• [SET PROBLEM]:
State only how many lines below include the string "text".

[Dataset entries]

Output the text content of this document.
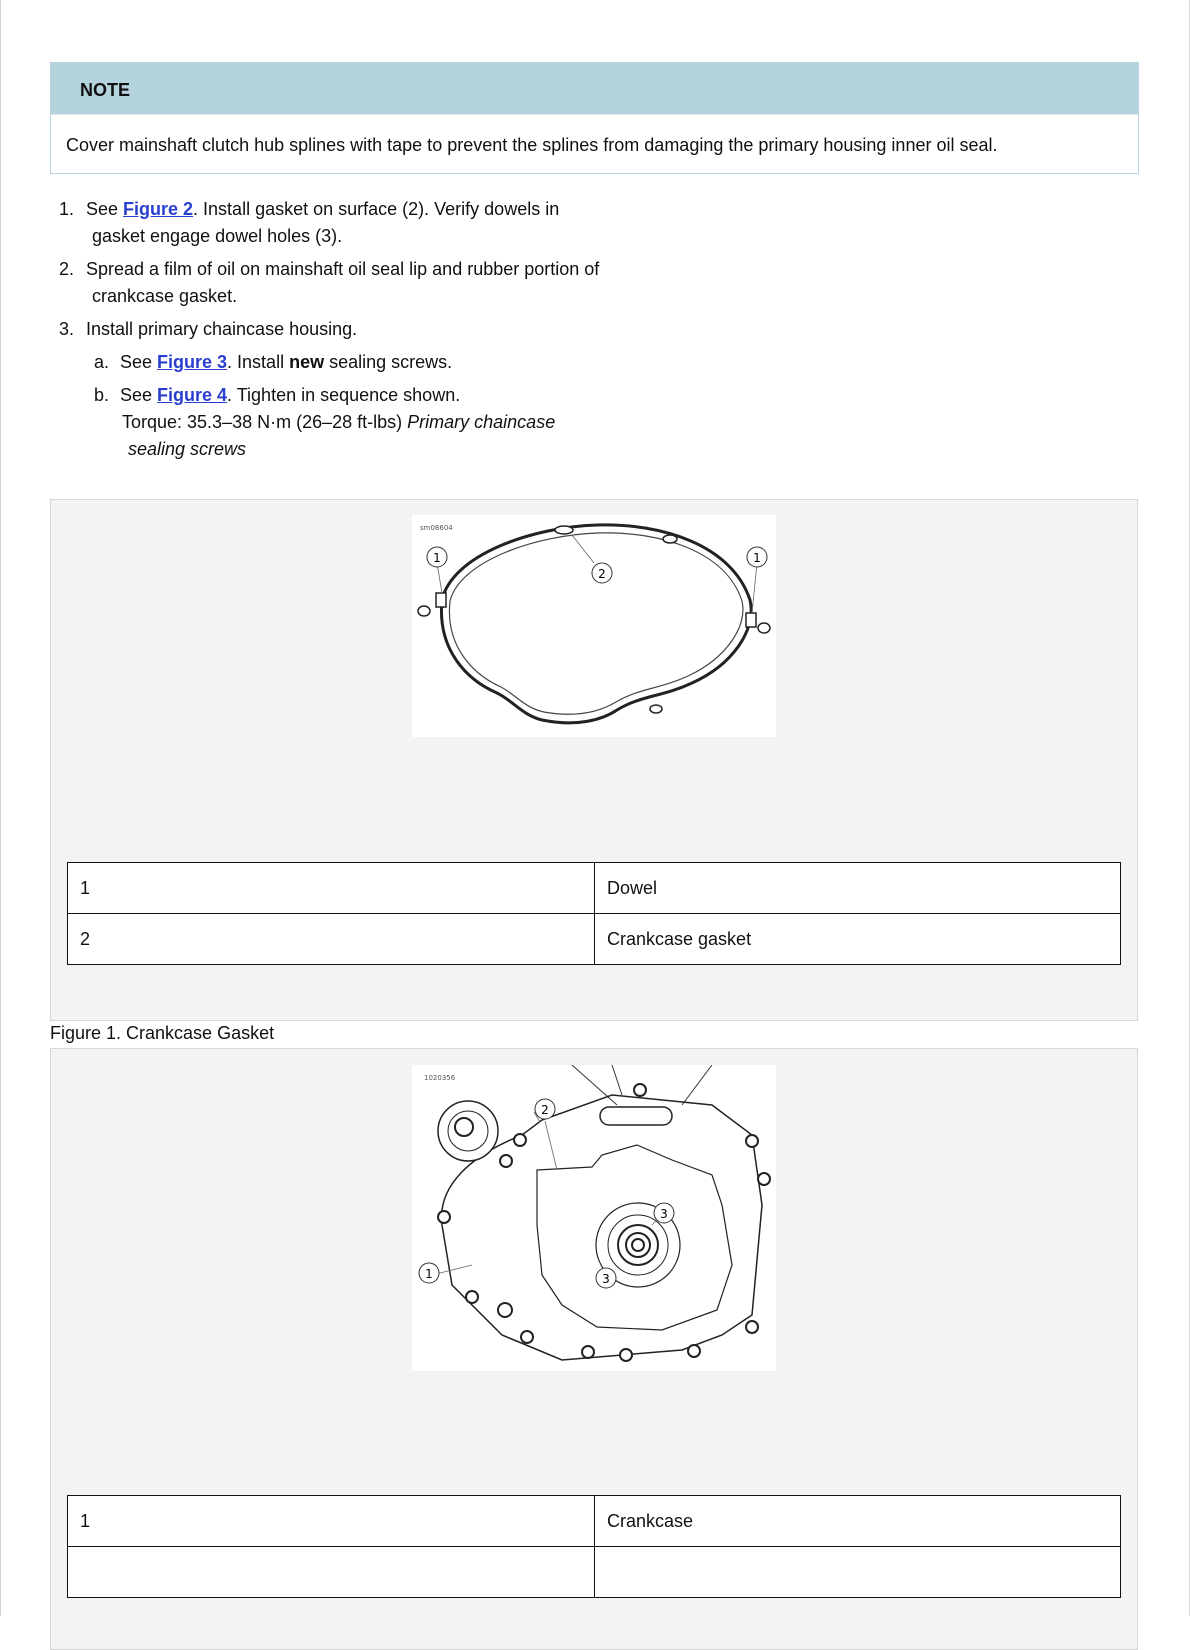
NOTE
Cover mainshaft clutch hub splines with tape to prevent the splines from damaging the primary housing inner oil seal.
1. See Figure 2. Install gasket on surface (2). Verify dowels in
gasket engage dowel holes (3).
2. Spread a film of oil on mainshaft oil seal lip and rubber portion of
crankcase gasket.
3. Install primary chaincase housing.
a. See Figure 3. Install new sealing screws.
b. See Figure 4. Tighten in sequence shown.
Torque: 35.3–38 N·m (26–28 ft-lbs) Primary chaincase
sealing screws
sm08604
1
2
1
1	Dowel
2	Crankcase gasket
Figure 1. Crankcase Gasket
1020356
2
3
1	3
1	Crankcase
...
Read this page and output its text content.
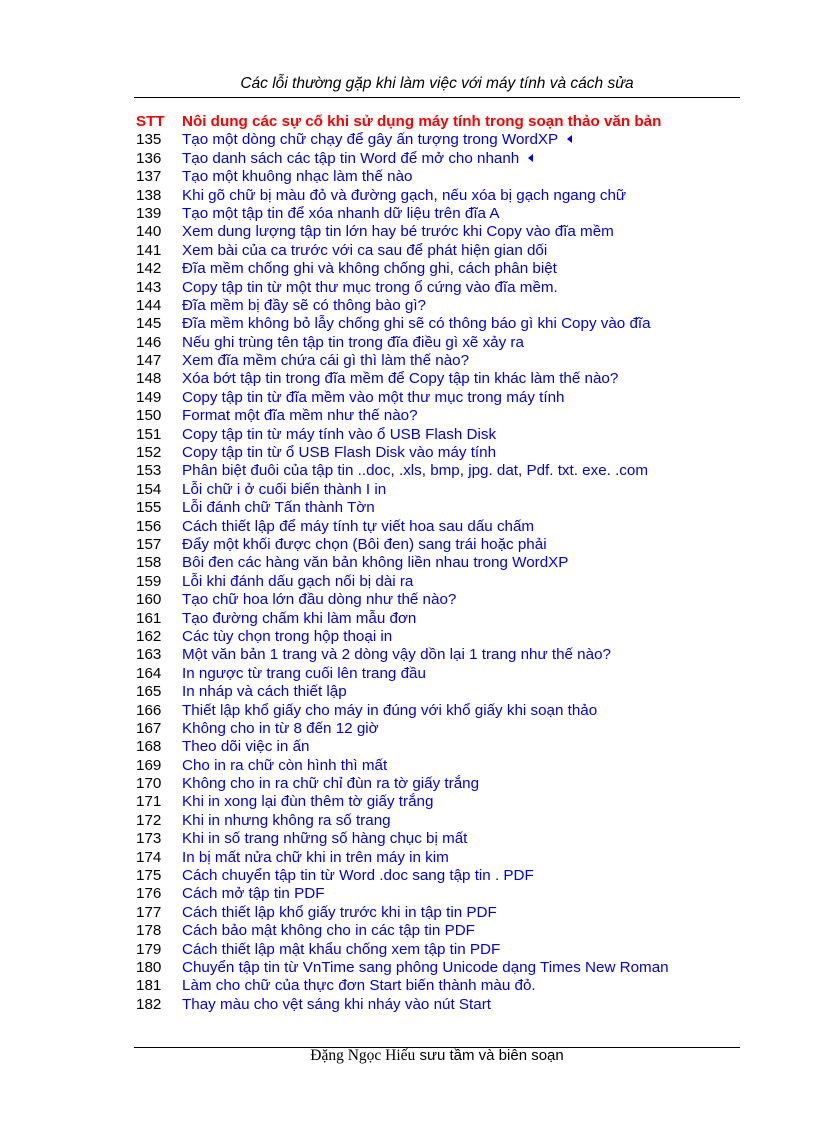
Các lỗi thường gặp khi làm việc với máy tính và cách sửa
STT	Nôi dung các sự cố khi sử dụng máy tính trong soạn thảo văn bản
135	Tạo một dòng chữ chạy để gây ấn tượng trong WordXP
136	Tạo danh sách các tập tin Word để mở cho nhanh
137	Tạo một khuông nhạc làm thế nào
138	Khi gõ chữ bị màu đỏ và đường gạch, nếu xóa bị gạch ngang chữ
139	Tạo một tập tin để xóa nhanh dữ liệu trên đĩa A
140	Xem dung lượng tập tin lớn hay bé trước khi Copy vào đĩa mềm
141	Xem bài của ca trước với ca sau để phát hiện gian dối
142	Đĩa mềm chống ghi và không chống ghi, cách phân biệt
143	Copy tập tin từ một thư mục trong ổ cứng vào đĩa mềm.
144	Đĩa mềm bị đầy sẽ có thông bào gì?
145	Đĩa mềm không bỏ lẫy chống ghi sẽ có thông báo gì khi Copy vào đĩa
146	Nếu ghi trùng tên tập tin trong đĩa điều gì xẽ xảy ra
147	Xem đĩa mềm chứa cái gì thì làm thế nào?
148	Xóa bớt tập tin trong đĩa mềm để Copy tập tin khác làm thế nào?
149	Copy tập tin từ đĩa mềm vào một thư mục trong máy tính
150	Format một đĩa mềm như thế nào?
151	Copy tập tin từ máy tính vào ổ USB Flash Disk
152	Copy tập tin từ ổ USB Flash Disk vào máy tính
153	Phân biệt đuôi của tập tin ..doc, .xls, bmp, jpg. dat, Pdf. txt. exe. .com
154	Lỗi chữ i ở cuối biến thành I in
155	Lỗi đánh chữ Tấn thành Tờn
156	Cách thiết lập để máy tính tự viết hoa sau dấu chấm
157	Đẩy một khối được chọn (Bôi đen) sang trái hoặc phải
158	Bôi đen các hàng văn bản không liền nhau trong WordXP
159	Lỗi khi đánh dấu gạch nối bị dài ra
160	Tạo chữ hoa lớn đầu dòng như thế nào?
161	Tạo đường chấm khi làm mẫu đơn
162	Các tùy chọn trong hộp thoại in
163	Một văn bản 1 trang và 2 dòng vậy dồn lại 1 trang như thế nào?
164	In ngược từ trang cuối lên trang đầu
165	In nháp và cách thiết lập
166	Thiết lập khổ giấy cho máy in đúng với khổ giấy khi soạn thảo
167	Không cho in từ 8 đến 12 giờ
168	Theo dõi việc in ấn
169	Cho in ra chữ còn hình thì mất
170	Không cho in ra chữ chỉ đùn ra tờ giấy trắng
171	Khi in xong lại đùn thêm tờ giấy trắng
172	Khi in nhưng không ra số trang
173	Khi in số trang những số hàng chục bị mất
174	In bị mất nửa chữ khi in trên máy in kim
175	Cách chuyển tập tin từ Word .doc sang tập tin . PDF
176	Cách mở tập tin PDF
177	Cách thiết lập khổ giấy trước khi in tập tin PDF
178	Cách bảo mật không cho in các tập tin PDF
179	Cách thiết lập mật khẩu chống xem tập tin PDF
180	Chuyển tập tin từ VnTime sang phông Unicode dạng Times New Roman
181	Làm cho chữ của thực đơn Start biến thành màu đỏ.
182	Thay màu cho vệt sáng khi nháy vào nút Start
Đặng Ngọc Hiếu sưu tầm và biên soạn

• [TASK RESULT]:
2